• Aim of the task:
Please write out the material from its first line up to and including the line with "purchases-value: 5,098: [641, 306, 654, 311]" as a numbered list, leaving out any blank lines.

========================

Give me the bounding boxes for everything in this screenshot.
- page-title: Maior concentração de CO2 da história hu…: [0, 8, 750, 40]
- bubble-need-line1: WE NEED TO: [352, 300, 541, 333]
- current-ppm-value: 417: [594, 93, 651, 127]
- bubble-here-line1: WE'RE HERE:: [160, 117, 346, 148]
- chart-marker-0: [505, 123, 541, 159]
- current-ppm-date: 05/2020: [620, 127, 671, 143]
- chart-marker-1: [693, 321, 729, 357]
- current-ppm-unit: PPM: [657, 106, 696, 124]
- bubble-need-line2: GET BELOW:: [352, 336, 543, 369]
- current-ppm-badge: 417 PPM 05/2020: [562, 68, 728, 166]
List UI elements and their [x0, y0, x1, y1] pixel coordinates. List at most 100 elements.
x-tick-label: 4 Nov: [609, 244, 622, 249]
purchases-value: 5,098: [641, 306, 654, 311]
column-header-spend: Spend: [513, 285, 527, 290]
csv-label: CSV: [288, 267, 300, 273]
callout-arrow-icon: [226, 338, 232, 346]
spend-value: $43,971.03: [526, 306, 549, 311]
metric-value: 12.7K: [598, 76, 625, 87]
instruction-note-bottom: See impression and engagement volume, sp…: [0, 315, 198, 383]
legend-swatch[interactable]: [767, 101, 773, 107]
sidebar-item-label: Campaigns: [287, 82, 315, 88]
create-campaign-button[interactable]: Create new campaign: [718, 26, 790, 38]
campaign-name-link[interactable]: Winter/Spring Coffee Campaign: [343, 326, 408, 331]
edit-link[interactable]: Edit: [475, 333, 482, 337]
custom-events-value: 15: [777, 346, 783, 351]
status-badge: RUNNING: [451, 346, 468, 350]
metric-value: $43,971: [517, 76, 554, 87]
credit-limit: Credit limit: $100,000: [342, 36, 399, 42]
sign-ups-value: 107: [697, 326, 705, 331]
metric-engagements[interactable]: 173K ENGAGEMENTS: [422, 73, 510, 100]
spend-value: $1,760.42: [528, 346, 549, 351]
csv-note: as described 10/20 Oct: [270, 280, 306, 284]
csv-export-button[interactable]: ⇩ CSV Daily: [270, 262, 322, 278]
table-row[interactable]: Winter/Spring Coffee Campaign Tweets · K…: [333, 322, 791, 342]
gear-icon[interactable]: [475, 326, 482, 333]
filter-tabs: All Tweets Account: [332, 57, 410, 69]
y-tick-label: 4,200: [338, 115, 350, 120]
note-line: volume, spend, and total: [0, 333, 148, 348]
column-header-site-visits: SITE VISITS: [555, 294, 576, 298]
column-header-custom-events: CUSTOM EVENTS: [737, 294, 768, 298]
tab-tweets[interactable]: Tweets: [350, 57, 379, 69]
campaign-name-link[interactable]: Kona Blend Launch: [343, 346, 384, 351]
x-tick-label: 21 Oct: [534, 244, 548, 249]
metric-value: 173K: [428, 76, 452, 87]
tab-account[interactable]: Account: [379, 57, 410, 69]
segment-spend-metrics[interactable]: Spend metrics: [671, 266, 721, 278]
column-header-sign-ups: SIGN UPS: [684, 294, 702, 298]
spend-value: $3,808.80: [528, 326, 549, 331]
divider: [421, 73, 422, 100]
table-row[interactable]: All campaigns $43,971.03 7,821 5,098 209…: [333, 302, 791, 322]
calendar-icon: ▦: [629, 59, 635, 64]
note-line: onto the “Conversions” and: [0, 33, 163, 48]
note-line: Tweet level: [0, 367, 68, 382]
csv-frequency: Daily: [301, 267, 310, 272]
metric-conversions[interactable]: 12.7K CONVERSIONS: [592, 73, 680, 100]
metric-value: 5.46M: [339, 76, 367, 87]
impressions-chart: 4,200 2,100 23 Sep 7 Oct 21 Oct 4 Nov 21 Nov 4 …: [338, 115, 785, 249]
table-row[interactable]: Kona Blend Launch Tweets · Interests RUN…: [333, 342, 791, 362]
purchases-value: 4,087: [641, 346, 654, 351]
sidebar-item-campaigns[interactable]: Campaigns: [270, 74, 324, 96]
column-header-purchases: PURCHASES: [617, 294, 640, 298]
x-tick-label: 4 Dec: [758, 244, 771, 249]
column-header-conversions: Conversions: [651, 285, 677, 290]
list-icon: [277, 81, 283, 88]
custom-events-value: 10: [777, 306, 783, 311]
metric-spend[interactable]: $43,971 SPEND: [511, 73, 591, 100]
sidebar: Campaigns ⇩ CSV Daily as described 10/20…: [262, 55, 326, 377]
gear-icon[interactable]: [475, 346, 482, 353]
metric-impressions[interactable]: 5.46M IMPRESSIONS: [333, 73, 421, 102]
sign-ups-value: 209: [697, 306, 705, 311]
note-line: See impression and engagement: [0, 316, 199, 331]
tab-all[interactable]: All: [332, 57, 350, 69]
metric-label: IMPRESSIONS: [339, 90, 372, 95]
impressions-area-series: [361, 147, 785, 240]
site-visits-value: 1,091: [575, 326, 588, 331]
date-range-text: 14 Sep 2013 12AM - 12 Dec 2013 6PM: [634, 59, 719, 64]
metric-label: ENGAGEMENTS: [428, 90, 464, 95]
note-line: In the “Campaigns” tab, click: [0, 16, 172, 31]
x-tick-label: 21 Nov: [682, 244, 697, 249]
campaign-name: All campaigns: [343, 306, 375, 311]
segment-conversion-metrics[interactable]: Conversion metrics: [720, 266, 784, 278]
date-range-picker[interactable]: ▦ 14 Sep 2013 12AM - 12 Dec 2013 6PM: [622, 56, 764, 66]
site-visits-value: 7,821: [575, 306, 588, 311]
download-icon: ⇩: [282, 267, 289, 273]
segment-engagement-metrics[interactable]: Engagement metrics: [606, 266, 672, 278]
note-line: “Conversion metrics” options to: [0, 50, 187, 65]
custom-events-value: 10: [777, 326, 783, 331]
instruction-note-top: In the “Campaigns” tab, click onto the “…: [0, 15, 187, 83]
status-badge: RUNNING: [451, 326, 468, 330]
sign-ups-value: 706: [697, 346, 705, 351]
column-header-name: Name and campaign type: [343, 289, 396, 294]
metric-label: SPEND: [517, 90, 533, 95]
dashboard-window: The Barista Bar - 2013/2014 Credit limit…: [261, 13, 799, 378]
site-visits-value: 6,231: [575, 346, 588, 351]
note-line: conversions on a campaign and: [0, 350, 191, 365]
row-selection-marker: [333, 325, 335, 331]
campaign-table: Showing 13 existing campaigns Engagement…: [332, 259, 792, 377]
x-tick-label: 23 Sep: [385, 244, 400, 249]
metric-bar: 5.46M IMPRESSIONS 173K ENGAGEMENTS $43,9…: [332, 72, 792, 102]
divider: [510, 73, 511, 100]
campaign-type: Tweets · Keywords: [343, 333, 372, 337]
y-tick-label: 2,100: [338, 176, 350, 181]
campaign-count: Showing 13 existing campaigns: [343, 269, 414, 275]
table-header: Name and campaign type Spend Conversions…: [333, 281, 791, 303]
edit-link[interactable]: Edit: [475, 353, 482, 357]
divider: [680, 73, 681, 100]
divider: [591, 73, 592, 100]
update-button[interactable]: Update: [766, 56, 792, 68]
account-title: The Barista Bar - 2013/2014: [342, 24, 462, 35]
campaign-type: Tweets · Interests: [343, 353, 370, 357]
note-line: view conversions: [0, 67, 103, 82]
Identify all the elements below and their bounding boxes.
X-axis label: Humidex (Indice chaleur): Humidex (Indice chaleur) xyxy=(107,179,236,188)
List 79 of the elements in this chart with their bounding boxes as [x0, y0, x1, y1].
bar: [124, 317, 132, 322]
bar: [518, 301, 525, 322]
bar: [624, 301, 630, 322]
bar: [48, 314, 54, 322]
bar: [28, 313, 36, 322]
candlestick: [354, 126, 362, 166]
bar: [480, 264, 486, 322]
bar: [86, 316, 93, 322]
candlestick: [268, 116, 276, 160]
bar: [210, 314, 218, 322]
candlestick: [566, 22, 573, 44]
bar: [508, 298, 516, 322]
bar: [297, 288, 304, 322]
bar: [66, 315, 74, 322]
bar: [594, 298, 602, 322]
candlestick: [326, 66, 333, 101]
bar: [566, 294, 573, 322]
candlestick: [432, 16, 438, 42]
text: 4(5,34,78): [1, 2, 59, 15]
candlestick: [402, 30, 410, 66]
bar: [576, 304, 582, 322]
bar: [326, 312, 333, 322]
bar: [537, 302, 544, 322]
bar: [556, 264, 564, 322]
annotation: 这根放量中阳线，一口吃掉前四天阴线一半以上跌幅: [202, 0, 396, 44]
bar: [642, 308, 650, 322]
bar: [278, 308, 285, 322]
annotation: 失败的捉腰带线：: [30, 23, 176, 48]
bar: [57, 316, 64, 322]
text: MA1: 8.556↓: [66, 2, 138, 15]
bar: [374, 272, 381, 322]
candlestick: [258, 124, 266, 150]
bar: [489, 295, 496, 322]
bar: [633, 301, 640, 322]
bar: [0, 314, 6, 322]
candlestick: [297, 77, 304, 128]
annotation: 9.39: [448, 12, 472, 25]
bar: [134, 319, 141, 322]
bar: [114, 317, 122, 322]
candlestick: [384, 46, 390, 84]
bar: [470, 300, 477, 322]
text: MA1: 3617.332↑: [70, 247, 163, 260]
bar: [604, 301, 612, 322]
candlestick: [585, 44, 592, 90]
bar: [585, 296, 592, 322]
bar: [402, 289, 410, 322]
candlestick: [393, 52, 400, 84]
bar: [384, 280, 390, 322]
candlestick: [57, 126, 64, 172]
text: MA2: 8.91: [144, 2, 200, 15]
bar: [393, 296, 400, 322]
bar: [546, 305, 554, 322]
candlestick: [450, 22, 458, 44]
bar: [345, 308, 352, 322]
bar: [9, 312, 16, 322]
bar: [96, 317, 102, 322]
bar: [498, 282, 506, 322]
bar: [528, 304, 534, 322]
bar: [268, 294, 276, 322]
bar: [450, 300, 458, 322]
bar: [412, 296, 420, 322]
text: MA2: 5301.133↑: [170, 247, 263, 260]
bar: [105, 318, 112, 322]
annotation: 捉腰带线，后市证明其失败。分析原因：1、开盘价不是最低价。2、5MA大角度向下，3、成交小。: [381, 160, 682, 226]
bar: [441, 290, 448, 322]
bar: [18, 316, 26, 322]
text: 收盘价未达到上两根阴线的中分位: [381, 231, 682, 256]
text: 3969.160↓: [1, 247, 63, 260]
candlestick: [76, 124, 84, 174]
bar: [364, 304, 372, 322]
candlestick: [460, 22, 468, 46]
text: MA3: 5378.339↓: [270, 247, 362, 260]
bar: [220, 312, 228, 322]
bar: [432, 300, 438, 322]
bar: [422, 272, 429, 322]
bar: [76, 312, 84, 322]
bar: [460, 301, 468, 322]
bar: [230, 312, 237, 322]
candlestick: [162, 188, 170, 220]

========================

• Completed exercise:
1. Give me the bounding boxes for everything in this screenshot.
2. - page-title: Maior concentração de CO2 da história hu…: [0, 8, 750, 40]
3. - bubble-need-line1: WE NEED TO: [352, 300, 541, 333]
4. - current-ppm-value: 417: [594, 93, 651, 127]
5. - bubble-here-line1: WE'RE HERE:: [160, 117, 346, 148]
6. - chart-marker-0: [505, 123, 541, 159]
7. - current-ppm-date: 05/2020: [620, 127, 671, 143]
8. - chart-marker-1: [693, 321, 729, 357]
9. - current-ppm-unit: PPM: [657, 106, 696, 124]
10. - bubble-need-line2: GET BELOW:: [352, 336, 543, 369]
11. - current-ppm-badge: 417 PPM 05/2020: [562, 68, 728, 166]
12. List UI elements and their [x0, y0, x1, y1] pixel coordinates. List at most 100 elements.
13. x-tick-label: 4 Nov: [609, 244, 622, 249]
14. purchases-value: 5,098: [641, 306, 654, 311]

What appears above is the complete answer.